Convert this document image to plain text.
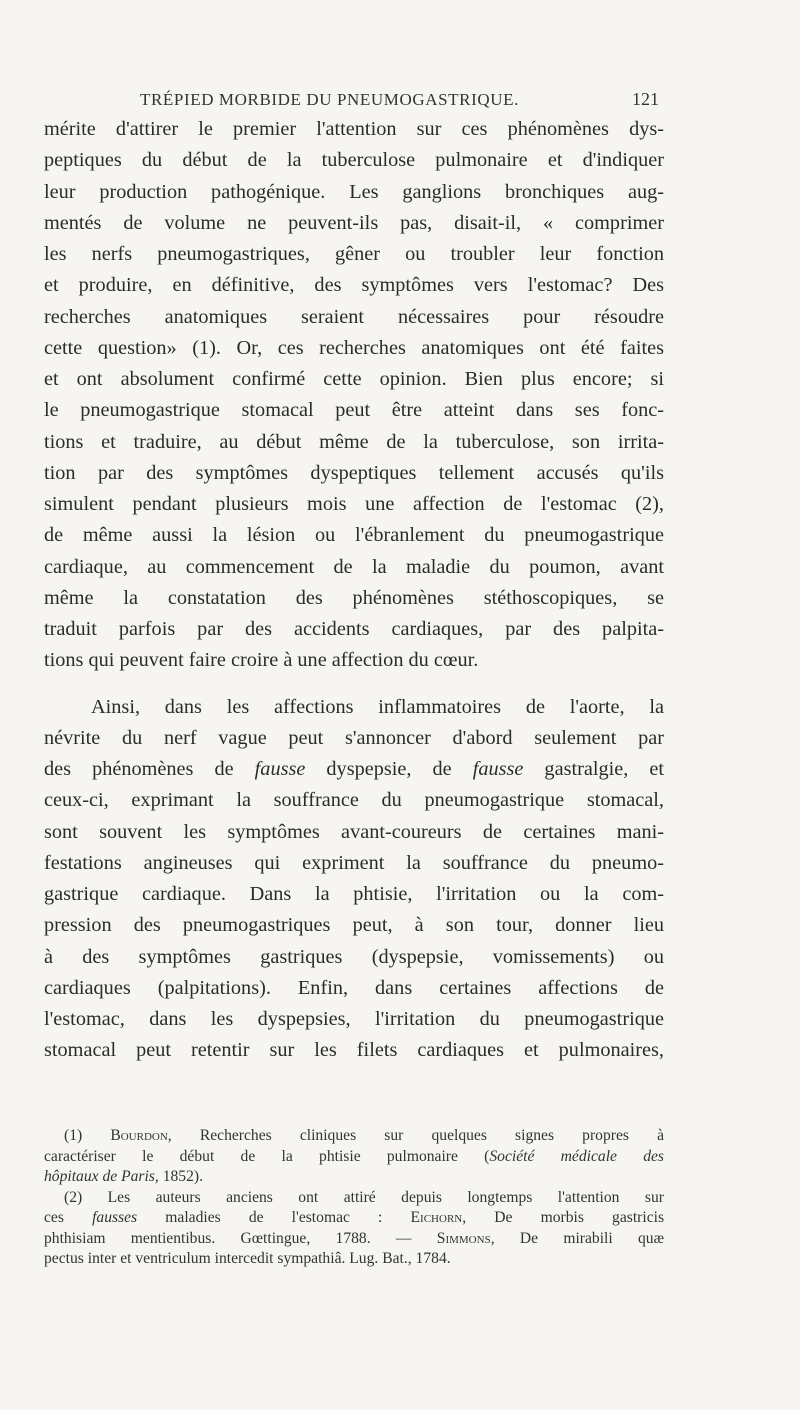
TRÉPIED MORBIDE DU PNEUMOGASTRIQUE.	121
mérite d'attirer le premier l'attention sur ces phénomènes dys-
peptiques du début de la tuberculose pulmonaire et d'indiquer
leur production pathogénique. Les ganglions bronchiques aug-
mentés de volume ne peuvent-ils pas, disait-il, « comprimer
les nerfs pneumogastriques, gêner ou troubler leur fonction
et produire, en définitive, des symptômes vers l'estomac? Des
recherches anatomiques seraient nécessaires pour résoudre
cette question» (1). Or, ces recherches anatomiques ont été faites
et ont absolument confirmé cette opinion. Bien plus encore; si
le pneumogastrique stomacal peut être atteint dans ses fonc-
tions et traduire, au début même de la tuberculose, son irrita-
tion par des symptômes dyspeptiques tellement accusés qu'ils
simulent pendant plusieurs mois une affection de l'estomac (2),
de même aussi la lésion ou l'ébranlement du pneumogastrique
cardiaque, au commencement de la maladie du poumon, avant
même la constatation des phénomènes stéthoscopiques, se
traduit parfois par des accidents cardiaques, par des palpita-
tions qui peuvent faire croire à une affection du cœur.
Ainsi, dans les affections inflammatoires de l'aorte, la
névrite du nerf vague peut s'annoncer d'abord seulement par
des phénomènes de fausse dyspepsie, de fausse gastralgie, et
ceux-ci, exprimant la souffrance du pneumogastrique stomacal,
sont souvent les symptômes avant-coureurs de certaines mani-
festations angineuses qui expriment la souffrance du pneumo-
gastrique cardiaque. Dans la phtisie, l'irritation ou la com-
pression des pneumogastriques peut, à son tour, donner lieu
à des symptômes gastriques (dyspepsie, vomissements) ou
cardiaques (palpitations). Enfin, dans certaines affections de
l'estomac, dans les dyspepsies, l'irritation du pneumogastrique
stomacal peut retentir sur les filets cardiaques et pulmonaires,
(1) Bourdon, Recherches cliniques sur quelques signes propres à
caractériser le début de la phtisie pulmonaire (Société médicale des
hôpitaux de Paris, 1852).
(2) Les auteurs anciens ont attiré depuis longtemps l'attention sur
ces fausses maladies de l'estomac : Eichorn, De morbis gastricis
phthisiam mentientibus. Gœttingue, 1788. — Simmons, De mirabili quæ
pectus inter et ventriculum intercedit sympathiâ. Lug. Bat., 1784.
_ _ _ _ _ _ _
▶ WRITTEN PROBLEM:
Search the data for the word "leur" and copy each line where it appears.

▶ TASK SOLUTION:
leur production pathogénique. Les ganglions bronchiques aug-
les nerfs pneumogastriques, gêner ou troubler leur fonction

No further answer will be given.